● **What this task involves**
Where the data below has the string "这体现了我国坚持", return the whole line.

[Dataset items]
◆ ◆ ◆ ◆

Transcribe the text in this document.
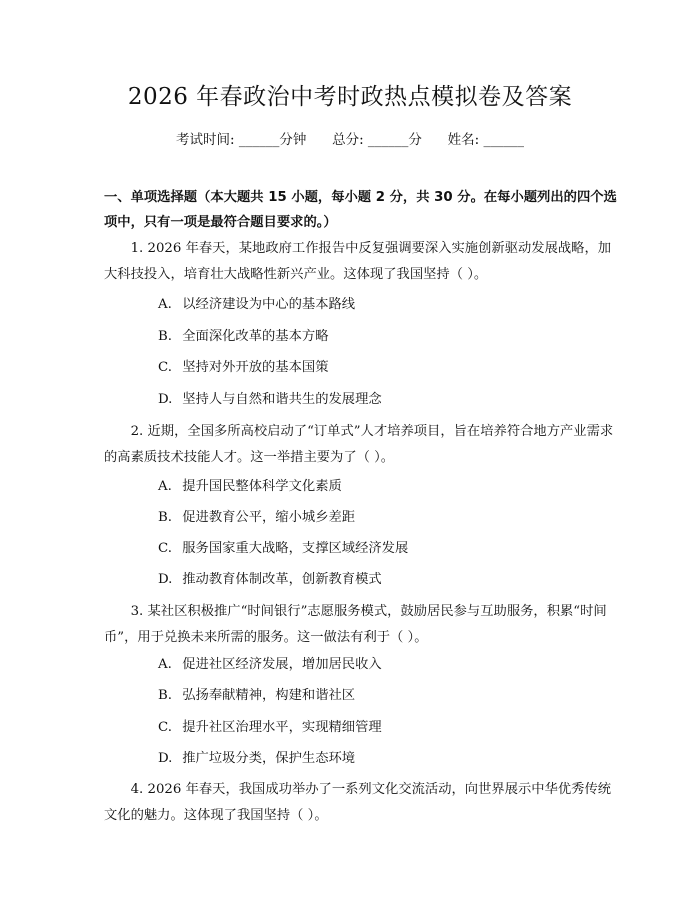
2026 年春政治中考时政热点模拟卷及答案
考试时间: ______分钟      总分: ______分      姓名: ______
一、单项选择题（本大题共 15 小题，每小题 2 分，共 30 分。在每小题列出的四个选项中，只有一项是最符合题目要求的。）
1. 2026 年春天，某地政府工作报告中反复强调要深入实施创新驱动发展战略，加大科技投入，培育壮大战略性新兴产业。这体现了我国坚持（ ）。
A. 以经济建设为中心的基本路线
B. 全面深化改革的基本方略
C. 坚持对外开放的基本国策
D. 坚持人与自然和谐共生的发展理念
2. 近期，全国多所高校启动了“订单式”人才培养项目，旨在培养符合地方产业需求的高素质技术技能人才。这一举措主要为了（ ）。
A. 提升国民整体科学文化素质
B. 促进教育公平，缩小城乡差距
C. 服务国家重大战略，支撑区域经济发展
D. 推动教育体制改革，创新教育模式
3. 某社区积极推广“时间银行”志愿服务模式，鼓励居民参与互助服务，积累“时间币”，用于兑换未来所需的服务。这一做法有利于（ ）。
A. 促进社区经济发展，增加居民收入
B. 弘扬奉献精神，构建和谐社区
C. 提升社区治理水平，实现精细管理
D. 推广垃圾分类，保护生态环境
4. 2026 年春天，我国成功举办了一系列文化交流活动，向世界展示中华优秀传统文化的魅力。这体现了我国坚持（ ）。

◆ ◆ ◆ ◆

● **The response**
1. 2026 年春天，某地政府工作报告中反复强调要深入实施创新驱动发展战略，加大科技投入，培育壮大战略性新兴产业。这体现了我国坚持（ ）。
4. 2026 年春天，我国成功举办了一系列文化交流活动，向世界展示中华优秀传统文化的魅力。这体现了我国坚持（ ）。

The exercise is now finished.